━━━━━ Listed records

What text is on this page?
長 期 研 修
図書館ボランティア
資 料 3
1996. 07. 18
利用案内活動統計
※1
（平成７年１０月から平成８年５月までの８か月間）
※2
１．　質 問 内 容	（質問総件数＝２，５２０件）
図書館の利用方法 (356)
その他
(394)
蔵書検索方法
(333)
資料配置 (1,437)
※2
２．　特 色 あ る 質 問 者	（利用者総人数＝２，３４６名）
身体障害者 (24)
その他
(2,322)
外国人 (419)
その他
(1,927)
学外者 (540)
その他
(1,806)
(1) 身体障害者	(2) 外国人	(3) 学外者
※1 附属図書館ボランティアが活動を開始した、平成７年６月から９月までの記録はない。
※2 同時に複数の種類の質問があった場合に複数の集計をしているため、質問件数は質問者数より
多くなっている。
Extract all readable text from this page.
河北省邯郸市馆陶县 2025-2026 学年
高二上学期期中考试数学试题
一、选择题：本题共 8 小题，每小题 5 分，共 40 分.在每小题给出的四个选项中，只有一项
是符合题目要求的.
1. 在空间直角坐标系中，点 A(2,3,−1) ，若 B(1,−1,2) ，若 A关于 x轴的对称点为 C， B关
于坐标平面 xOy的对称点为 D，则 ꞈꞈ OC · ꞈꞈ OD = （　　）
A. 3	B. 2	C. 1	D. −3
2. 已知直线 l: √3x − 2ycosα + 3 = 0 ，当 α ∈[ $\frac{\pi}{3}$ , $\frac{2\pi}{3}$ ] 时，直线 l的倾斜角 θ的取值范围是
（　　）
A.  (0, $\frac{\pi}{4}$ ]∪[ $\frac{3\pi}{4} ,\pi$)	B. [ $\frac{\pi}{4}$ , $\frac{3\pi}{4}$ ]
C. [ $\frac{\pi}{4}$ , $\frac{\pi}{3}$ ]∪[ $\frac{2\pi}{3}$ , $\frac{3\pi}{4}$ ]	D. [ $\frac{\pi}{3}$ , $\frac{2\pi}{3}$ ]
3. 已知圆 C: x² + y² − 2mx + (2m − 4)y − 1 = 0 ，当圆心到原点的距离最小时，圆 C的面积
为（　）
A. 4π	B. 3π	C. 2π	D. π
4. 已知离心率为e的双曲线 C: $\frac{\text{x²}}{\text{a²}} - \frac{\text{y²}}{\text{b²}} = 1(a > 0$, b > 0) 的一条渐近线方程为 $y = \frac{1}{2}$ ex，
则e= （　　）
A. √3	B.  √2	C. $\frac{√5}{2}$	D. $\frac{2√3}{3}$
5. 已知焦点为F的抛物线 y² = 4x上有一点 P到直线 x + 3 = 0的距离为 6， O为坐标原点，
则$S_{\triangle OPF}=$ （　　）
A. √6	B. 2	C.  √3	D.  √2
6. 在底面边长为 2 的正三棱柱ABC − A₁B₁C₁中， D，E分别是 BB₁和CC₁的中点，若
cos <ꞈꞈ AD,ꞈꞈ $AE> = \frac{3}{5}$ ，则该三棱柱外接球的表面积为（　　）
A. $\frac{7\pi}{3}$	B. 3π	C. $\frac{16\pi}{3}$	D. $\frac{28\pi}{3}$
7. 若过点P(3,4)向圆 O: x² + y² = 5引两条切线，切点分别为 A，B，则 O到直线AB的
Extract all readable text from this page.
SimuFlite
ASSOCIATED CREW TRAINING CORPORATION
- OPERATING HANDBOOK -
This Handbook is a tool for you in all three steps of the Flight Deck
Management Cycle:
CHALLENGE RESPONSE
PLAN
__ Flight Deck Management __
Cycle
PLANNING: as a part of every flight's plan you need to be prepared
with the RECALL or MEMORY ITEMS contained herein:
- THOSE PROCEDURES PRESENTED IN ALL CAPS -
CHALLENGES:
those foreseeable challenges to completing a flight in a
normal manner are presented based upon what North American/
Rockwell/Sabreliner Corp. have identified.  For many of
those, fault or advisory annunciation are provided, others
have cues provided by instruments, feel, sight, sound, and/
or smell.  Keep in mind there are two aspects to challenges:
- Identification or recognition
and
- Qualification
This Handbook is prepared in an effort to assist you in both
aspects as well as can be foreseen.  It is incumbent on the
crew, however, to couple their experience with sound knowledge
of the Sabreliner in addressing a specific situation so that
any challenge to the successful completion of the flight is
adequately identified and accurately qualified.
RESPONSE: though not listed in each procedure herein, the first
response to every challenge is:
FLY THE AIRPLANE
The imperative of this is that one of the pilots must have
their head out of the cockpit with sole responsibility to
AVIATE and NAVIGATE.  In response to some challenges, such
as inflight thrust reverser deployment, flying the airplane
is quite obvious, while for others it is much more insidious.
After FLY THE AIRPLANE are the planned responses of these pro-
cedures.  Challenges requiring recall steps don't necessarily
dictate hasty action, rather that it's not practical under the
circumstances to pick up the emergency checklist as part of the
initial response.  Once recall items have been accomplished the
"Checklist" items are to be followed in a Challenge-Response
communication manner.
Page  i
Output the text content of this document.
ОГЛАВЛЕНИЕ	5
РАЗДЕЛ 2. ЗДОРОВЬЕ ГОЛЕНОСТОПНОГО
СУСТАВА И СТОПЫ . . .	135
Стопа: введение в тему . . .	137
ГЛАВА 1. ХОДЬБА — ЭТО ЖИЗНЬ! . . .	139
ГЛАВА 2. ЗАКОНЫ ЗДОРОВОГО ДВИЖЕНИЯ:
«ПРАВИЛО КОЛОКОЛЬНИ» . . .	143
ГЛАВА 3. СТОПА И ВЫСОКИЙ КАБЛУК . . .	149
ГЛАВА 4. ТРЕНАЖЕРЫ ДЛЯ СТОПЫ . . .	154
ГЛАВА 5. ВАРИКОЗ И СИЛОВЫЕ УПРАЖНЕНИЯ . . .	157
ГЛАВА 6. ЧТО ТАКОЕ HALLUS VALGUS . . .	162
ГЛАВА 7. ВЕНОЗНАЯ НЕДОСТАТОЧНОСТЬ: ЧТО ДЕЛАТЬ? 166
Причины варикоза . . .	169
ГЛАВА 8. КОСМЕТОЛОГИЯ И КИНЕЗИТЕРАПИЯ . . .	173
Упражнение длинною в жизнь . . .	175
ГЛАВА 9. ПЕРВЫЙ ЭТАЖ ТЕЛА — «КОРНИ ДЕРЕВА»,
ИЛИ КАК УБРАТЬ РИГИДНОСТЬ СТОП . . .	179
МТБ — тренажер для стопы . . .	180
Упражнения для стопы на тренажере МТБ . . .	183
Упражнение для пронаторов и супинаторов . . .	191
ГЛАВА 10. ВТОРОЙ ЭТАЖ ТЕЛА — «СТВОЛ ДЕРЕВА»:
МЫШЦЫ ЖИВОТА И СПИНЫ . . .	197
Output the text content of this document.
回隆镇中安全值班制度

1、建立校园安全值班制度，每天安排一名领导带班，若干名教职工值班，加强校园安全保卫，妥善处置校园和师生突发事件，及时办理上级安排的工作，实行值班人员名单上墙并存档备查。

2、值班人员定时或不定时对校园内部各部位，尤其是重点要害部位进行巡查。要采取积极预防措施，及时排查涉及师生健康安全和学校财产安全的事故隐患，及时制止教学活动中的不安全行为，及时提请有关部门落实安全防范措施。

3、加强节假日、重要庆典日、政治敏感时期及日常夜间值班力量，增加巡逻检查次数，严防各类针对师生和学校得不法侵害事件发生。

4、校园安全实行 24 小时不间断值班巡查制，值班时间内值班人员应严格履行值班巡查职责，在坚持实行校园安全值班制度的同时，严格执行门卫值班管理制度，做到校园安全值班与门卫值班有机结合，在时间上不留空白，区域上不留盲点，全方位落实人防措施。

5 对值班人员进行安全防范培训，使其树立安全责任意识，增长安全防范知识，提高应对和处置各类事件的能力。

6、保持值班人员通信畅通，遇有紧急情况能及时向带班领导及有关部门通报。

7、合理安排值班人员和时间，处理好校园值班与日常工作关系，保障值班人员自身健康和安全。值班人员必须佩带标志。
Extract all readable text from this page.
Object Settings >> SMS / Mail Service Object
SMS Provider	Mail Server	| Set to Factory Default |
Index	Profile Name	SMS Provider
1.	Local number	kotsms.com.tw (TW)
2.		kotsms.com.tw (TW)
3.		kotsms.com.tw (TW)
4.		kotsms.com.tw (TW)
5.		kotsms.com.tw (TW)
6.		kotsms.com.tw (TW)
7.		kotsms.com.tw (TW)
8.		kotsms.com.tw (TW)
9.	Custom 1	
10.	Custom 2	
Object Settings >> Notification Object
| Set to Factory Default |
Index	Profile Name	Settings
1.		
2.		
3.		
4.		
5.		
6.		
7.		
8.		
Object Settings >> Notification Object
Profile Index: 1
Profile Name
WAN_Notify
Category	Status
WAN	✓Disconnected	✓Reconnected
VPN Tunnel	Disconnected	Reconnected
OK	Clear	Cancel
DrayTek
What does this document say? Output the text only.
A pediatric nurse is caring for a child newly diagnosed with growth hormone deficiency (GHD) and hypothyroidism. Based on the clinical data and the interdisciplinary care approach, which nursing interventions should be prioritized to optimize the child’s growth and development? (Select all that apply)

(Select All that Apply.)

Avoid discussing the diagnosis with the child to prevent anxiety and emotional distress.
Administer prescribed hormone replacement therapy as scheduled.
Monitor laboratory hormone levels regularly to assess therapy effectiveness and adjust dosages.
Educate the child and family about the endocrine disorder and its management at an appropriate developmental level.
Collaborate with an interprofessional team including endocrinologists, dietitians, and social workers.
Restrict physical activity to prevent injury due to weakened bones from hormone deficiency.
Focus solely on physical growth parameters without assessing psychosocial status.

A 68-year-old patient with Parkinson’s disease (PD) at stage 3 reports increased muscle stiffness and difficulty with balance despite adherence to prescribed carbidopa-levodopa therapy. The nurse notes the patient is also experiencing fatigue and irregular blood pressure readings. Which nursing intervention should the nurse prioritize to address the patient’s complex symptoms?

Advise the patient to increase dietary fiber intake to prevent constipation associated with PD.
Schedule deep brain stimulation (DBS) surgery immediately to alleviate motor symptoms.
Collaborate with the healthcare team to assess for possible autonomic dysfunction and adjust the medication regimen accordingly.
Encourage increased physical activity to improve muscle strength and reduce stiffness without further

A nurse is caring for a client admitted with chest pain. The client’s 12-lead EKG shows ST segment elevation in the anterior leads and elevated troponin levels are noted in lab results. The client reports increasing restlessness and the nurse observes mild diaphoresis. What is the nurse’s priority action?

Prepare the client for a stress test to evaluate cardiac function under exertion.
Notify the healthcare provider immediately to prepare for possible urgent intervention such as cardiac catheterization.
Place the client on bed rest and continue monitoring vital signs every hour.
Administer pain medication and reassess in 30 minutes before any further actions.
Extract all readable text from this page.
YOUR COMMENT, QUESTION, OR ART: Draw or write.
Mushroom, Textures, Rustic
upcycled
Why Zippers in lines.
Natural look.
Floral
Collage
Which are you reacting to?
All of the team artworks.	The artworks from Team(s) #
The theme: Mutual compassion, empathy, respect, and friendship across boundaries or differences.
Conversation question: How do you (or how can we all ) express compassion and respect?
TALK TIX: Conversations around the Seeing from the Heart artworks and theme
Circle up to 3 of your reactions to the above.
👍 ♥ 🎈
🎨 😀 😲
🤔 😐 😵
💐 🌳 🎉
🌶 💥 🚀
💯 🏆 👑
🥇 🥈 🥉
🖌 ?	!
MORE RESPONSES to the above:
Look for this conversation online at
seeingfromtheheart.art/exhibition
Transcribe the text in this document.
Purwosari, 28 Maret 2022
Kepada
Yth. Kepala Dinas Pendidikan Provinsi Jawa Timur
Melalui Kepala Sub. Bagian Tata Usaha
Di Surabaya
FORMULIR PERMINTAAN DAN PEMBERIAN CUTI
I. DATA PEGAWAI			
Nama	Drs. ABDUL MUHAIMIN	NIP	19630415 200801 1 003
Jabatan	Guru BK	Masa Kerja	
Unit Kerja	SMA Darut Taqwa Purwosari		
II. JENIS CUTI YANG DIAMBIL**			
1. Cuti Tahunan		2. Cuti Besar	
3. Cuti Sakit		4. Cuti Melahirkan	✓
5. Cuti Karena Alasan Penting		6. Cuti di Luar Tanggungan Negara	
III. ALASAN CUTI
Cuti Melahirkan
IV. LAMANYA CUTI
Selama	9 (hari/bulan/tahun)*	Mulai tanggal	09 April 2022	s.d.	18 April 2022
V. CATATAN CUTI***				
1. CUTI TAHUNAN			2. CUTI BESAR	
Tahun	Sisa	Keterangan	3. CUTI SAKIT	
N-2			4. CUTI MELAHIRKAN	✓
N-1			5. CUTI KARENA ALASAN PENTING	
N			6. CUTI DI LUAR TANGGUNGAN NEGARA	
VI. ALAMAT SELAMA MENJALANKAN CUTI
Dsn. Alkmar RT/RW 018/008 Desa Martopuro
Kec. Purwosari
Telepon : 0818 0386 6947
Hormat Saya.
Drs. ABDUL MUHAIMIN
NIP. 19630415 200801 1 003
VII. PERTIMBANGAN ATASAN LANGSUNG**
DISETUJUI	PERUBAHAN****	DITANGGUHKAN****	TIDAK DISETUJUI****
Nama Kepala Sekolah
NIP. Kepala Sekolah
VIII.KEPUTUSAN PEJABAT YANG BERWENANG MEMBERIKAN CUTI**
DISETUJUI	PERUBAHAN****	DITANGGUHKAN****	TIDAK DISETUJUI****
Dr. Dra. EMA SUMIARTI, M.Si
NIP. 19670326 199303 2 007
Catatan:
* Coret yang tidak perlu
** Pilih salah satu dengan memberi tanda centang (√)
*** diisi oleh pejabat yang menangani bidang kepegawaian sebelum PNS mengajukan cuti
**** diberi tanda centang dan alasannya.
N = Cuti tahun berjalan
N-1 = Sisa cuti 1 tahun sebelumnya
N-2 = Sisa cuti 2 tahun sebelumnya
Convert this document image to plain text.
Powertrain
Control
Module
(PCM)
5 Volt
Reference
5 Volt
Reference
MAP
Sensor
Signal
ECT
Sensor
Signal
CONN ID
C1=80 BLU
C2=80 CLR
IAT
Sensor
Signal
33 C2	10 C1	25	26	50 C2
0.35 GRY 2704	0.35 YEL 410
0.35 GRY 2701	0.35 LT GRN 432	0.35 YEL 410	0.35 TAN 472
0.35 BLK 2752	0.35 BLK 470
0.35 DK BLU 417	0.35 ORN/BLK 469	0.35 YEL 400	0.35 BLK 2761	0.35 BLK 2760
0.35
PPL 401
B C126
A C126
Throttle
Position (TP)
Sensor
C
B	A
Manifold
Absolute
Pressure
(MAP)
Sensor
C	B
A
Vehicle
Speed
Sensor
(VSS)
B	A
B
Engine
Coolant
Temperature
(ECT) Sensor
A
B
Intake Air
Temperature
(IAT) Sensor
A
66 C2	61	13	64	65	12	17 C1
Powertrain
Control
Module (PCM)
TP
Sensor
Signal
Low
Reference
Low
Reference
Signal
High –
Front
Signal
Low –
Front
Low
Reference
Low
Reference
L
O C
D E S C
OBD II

━━━━━━━━━━

▶ **Directions**: Copy out each line of the listing that holds "under".

▶ **Task solution**:
dictate hasty action, rather that it's not practical under the
Prepare the client for a stress test to evaluate cardiac function under exertion.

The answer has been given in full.